_Problem:_
From the entries that follow, extract each line holding the string "source".

* start Exercise inputs *

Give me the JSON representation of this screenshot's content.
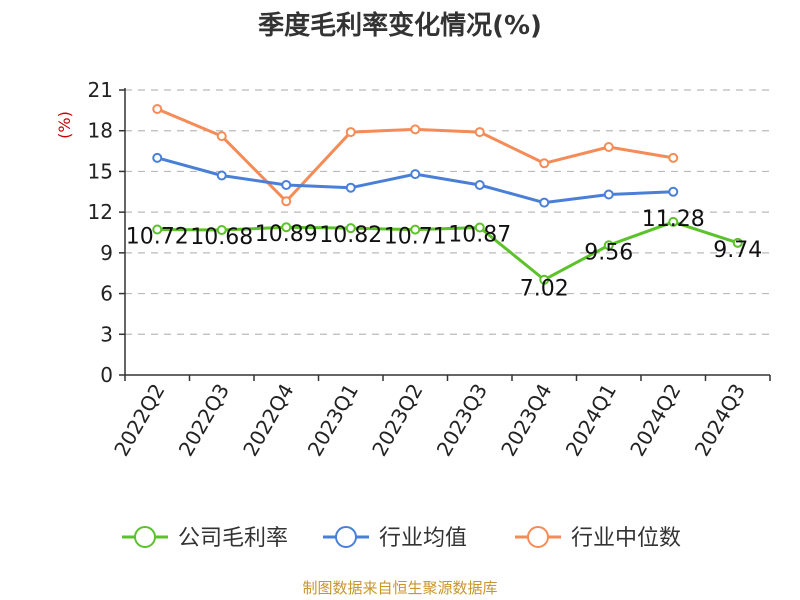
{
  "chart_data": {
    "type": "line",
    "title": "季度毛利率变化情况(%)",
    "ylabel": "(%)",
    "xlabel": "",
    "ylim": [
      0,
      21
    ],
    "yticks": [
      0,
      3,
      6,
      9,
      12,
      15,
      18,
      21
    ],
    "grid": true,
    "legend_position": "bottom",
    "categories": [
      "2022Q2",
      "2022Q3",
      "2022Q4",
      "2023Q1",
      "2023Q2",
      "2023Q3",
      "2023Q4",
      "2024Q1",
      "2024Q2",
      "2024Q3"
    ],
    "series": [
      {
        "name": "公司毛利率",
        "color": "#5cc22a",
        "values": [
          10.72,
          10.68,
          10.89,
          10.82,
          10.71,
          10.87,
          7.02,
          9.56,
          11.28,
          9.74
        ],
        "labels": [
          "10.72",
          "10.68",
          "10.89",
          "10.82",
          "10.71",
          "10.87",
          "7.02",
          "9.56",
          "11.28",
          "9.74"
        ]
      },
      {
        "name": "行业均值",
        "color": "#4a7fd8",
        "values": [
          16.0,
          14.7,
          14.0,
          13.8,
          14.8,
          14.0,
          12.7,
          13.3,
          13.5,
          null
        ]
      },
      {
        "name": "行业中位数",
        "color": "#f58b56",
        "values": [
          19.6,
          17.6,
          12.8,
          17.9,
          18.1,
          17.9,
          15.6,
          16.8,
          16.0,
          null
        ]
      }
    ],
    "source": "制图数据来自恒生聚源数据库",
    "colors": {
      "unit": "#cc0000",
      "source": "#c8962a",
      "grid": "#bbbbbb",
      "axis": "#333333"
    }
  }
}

* end Exercise inputs *

_Written response:_
    "source": "制图数据来自恒生聚源数据库",
      "source": "#c8962a",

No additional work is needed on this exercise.